RECORDS FOR THIS TASK =
===
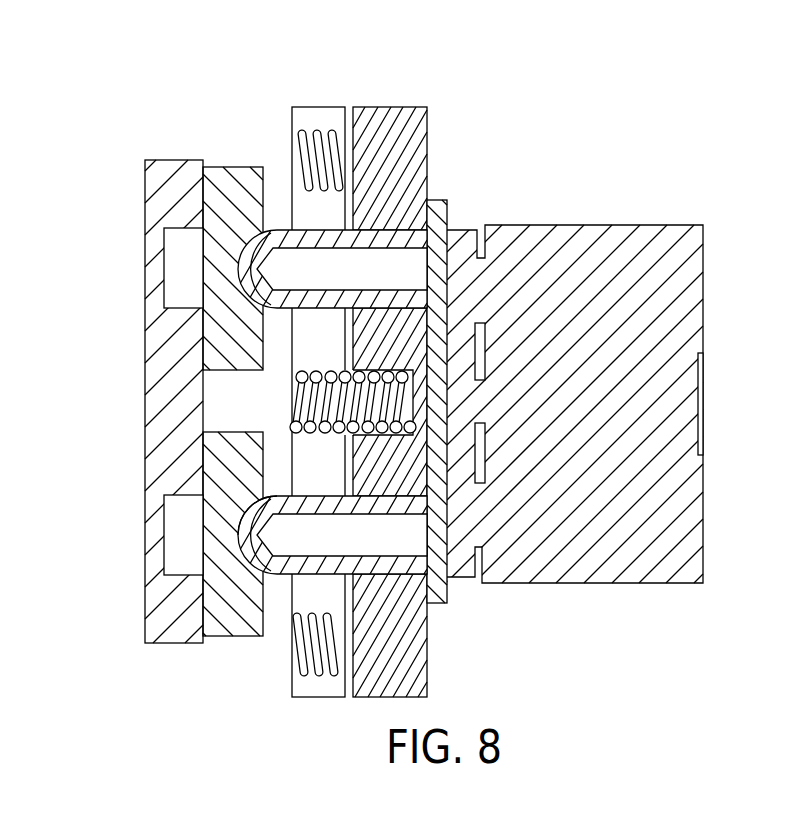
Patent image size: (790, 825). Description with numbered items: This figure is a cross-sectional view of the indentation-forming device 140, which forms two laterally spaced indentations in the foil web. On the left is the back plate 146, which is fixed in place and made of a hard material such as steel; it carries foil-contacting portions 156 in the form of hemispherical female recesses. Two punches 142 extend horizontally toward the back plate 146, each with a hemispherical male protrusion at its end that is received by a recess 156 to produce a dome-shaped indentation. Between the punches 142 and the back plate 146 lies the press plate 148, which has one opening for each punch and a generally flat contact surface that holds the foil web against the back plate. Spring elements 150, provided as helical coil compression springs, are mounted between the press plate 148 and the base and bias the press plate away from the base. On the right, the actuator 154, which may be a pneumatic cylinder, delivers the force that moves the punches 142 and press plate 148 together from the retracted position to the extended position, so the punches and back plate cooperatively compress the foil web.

The indentation-forming device 140 is at (387, 369).
The punch 142 is at (283, 229).
The back plate 146 is at (116, 157).
The press plate 148 is at (291, 123).
The spring element 150 is at (318, 125).
The actuator 154 is at (670, 188).
The foil-contacting portion 156 is at (258, 497).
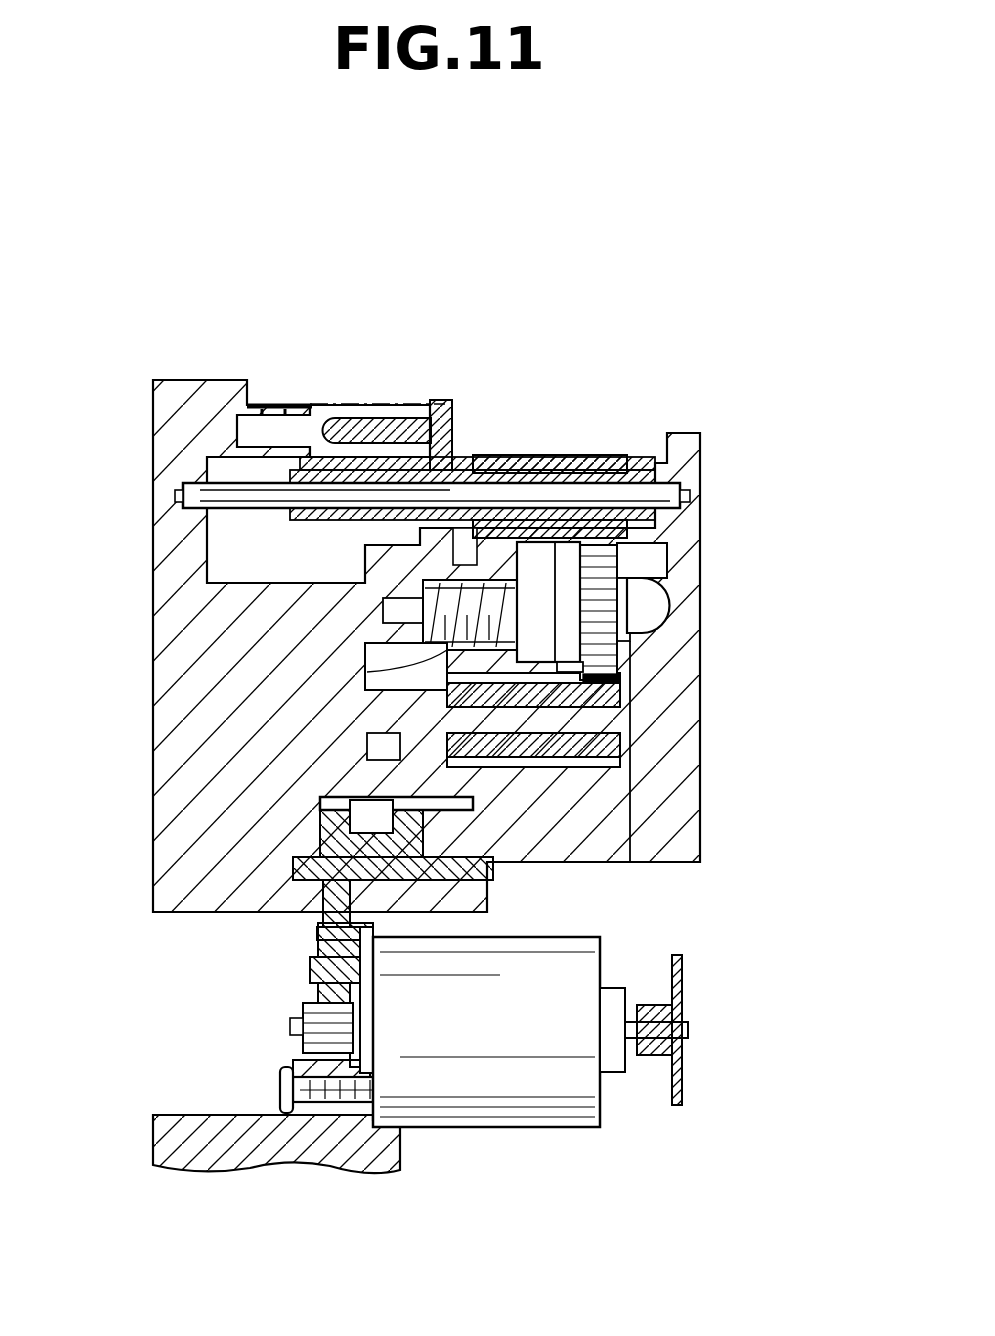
===
WORK REQUIRED = Write out all of the rows above again with "foil web" replaced by "film web" and every other part left as it is. Omit the pictures.

RESPONSE =
Patent image size: (790, 825). Description with numbered items: This figure is a cross-sectional view of the indentation-forming device 140, which forms two laterally spaced indentations in the film web. On the left is the back plate 146, which is fixed in place and made of a hard material such as steel; it carries foil-contacting portions 156 in the form of hemispherical female recesses. Two punches 142 extend horizontally toward the back plate 146, each with a hemispherical male protrusion at its end that is received by a recess 156 to produce a dome-shaped indentation. Between the punches 142 and the back plate 146 lies the press plate 148, which has one opening for each punch and a generally flat contact surface that holds the film web against the back plate. Spring elements 150, provided as helical coil compression springs, are mounted between the press plate 148 and the base and bias the press plate away from the base. On the right, the actuator 154, which may be a pneumatic cylinder, delivers the force that moves the punches 142 and press plate 148 together from the retracted position to the extended position, so the punches and back plate cooperatively compress the film web.

The indentation-forming device 140 is at (387, 369).
The punch 142 is at (283, 229).
The back plate 146 is at (116, 157).
The press plate 148 is at (291, 123).
The spring element 150 is at (318, 125).
The actuator 154 is at (670, 188).
The foil-contacting portion 156 is at (258, 497).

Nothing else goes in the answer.